Transcribe the entries exactly; images are not part of the copy.

====== GIVEN DATA

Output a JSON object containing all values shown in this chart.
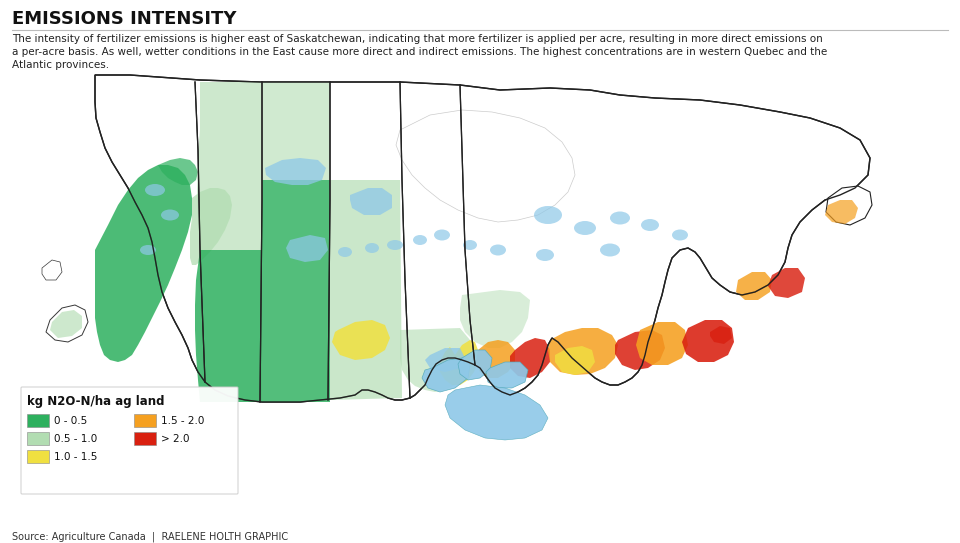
{
  "title": "EMISSIONS INTENSITY",
  "description_line1": "The intensity of fertilizer emissions is higher east of Saskatchewan, indicating that more fertilizer is applied per acre, resulting in more direct emissions on",
  "description_line2": "a per-acre basis. As well, wetter conditions in the East cause more direct and indirect emissions. The highest concentrations are in western Quebec and the",
  "description_line3": "Atlantic provinces.",
  "source": "Source: Agriculture Canada  |  RAELENE HOLTH GRAPHIC",
  "legend_title": "kg N2O-N/ha ag land",
  "legend_colors": [
    "#2db05e",
    "#b2ddb2",
    "#f0e040",
    "#f5a020",
    "#d92010"
  ],
  "legend_labels": [
    "0 - 0.5",
    "0.5 - 1.0",
    "1.0 - 1.5",
    "1.5 - 2.0",
    "> 2.0"
  ],
  "bg_color": "#ffffff",
  "title_color": "#111111",
  "text_color": "#222222",
  "source_color": "#333333",
  "divider_color": "#bbbbbb",
  "border_color": "#222222",
  "water_color": "#8ec8e8",
  "figsize": [
    9.6,
    5.43
  ],
  "dpi": 100
}
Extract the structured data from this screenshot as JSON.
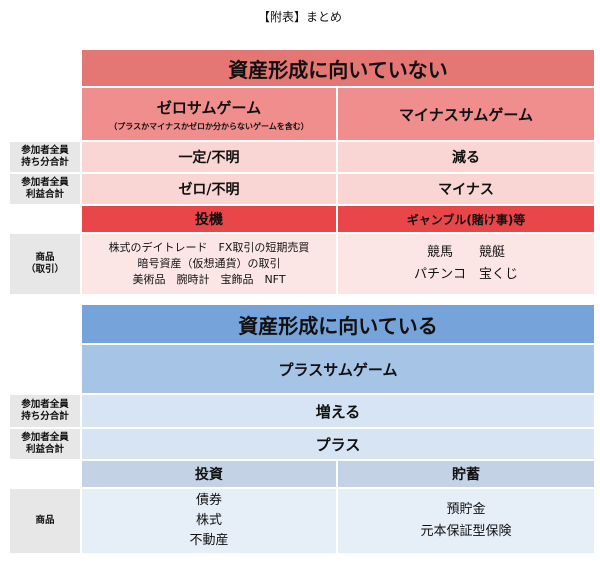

============

• ANSWER IN FULL:
Output a JSON object containing all values shown in this chart.
{
  "title": "EMISSIONS INTENSITY",
  "description_line1": "The intensity of fertilizer emissions is higher east of Saskatchewan, indicating that more fertilizer is applied per acre, resulting in more direct emissions on",
  "description_line2": "a per-acre basis. As well, wetter conditions in the East cause more direct and indirect emissions. The highest concentrations are in western Quebec and the",
  "description_line3": "Atlantic provinces.",
  "source": "Source: Agriculture Canada  |  RAELENE HOLTH GRAPHIC",
  "legend_title": "kg N2O-N/ha ag land",
  "legend_colors": [
    "#2db05e",
    "#b2ddb2",
    "#f0e040",
    "#f5a020",
    "#d92010"
  ],
  "legend_labels": [
    "0 - 0.5",
    "0.5 - 1.0",
    "1.0 - 1.5",
    "1.5 - 2.0",
    "> 2.0"
  ],
  "bg_color": "#ffffff",
  "title_color": "#111111",
  "text_color": "#222222",
  "source_color": "#333333",
  "divider_color": "#bbbbbb",
  "border_color": "#222222",
  "water_color": "#8ec8e8",
  "figsize": [
    9.6,
    5.43
  ],
  "dpi": 100
}
Extract the structured data from this screenshot as JSON.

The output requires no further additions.